◆ **Listed entries**
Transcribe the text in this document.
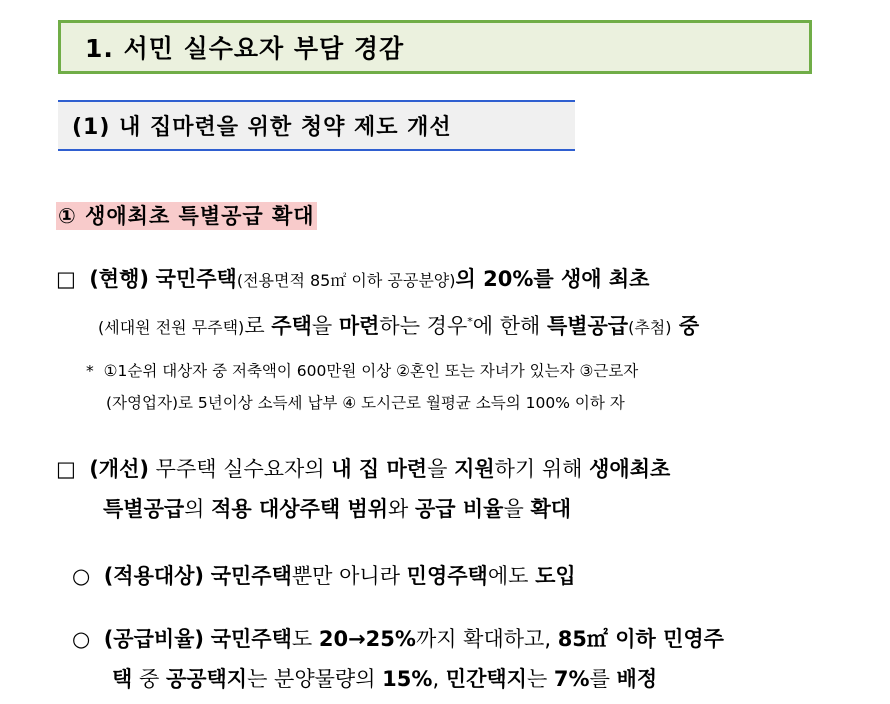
1. 서민 실수요자 부담 경감
(1) 내 집마련을 위한 청약 제도 개선
① 생애최초 특별공급 확대
□ (현행) 국민주택(전용면적 85㎡ 이하 공공분양)의 20%를 생애 최초
(세대원 전원 무주택)로 주택을 마련하는 경우*에 한해 특별공급(추첨) 중
* ①1순위 대상자 중 저축액이 600만원 이상 ②혼인 또는 자녀가 있는자 ③근로자
(자영업자)로 5년이상 소득세 납부 ④ 도시근로 월평균 소득의 100% 이하 자
□ (개선) 무주택 실수요자의 내 집 마련을 지원하기 위해 생애최초
특별공급의 적용 대상주택 범위와 공급 비율을 확대
○ (적용대상) 국민주택뿐만 아니라 민영주택에도 도입
○ (공급비율) 국민주택도 20→25%까지 확대하고, 85㎡ 이하 민영주
택 중 공공택지는 분양물량의 15%, 민간택지는 7%를 배정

◆ **Problem to work on**
Every entry above needs to be retyped exactly; drop the pictures.

◆ **Solution below**
Transcribe the text in this document.
1. 서민 실수요자 부담 경감
(1) 내 집마련을 위한 청약 제도 개선
① 생애최초 특별공급 확대
□ (현행) 국민주택(전용면적 85㎡ 이하 공공분양)의 20%를 생애 최초
(세대원 전원 무주택)로 주택을 마련하는 경우*에 한해 특별공급(추첨) 중
* ①1순위 대상자 중 저축액이 600만원 이상 ②혼인 또는 자녀가 있는자 ③근로자
(자영업자)로 5년이상 소득세 납부 ④ 도시근로 월평균 소득의 100% 이하 자
□ (개선) 무주택 실수요자의 내 집 마련을 지원하기 위해 생애최초
특별공급의 적용 대상주택 범위와 공급 비율을 확대
○ (적용대상) 국민주택뿐만 아니라 민영주택에도 도입
○ (공급비율) 국민주택도 20→25%까지 확대하고, 85㎡ 이하 민영주
택 중 공공택지는 분양물량의 15%, 민간택지는 7%를 배정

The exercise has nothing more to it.